### TASK
Locate every line that holds the string "вилояти" and copy it.

-------- RECORDS SUPPLIED

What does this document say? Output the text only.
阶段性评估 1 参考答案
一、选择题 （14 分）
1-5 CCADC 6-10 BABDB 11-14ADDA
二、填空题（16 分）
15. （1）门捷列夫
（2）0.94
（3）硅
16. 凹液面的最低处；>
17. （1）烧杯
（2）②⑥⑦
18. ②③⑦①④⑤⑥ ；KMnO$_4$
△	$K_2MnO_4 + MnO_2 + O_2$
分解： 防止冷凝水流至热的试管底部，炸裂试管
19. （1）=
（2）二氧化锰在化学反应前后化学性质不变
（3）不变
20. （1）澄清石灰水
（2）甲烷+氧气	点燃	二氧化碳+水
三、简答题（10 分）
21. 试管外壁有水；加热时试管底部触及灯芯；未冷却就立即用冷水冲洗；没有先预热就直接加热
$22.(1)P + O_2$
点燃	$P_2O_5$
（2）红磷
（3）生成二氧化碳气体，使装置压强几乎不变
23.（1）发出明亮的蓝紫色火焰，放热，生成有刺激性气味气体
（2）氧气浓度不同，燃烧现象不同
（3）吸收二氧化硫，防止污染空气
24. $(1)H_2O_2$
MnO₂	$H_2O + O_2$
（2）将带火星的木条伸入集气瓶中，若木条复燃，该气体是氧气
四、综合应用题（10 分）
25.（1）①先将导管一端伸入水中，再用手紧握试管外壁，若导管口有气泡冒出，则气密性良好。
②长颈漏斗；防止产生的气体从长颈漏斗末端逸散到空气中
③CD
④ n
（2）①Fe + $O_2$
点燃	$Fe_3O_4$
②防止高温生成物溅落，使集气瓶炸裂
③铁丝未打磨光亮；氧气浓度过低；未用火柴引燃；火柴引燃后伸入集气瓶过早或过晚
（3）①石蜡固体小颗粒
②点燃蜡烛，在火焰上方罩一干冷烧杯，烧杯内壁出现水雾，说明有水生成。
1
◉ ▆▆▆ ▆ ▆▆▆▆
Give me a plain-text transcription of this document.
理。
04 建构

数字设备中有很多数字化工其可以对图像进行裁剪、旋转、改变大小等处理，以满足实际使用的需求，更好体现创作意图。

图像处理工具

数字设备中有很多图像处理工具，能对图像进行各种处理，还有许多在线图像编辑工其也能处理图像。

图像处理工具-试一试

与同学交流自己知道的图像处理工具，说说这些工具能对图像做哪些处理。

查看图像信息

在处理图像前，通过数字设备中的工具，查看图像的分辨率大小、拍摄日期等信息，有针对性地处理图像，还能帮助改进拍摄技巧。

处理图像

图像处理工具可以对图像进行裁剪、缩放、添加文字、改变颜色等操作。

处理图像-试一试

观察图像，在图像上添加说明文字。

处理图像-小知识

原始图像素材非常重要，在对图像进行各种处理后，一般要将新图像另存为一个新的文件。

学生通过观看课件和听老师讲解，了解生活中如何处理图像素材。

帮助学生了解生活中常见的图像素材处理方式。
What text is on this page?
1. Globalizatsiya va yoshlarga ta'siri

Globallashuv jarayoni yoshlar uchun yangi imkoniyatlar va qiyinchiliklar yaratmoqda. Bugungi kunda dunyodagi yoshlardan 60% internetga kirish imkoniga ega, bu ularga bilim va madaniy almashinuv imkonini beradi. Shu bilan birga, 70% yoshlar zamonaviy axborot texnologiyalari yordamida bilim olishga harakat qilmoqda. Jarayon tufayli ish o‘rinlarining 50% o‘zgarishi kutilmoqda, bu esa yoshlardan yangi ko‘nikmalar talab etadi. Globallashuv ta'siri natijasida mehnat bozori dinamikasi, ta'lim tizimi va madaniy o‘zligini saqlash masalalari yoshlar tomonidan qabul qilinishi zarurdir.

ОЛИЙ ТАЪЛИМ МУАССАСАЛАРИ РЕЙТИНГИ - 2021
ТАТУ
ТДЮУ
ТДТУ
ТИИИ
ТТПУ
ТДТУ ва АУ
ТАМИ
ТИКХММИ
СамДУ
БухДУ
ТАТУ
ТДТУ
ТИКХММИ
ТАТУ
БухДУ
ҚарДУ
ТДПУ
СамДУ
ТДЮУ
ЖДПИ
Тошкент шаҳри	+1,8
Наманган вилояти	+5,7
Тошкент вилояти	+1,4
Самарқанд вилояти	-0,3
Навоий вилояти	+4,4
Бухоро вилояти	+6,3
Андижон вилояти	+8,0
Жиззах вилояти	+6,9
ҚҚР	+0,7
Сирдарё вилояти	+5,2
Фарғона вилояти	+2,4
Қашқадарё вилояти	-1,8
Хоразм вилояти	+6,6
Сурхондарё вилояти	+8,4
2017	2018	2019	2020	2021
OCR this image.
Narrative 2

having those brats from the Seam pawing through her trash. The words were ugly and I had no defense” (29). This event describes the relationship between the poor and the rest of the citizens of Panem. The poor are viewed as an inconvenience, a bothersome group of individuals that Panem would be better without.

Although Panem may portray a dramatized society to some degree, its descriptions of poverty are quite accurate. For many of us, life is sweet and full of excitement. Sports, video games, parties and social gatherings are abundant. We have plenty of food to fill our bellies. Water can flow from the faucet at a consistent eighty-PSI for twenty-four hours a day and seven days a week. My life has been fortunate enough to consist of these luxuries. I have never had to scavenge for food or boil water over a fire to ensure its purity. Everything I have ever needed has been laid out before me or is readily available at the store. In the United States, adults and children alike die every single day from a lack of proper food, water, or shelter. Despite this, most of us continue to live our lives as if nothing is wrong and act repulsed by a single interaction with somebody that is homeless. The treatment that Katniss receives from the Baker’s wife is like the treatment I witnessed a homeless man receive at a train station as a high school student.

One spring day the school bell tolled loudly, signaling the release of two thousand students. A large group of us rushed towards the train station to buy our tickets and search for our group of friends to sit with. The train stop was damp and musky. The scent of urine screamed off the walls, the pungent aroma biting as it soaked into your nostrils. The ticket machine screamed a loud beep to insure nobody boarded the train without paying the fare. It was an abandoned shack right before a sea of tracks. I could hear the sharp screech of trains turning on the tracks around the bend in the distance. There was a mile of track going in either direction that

----------------

### SOLUTION
Наманган вилояти	+5,7
Тошкент вилояти	+1,4
Самарқанд вилояти	-0,3
Навоий вилояти	+4,4
Бухоро вилояти	+6,3
Андижон вилояти	+8,0
Жиззах вилояти	+6,9
Сирдарё вилояти	+5,2
Фарғона вилояти	+2,4
Қашқадарё вилояти	-1,8
Хоразм вилояти	+6,6
Сурхондарё вилояти	+8,4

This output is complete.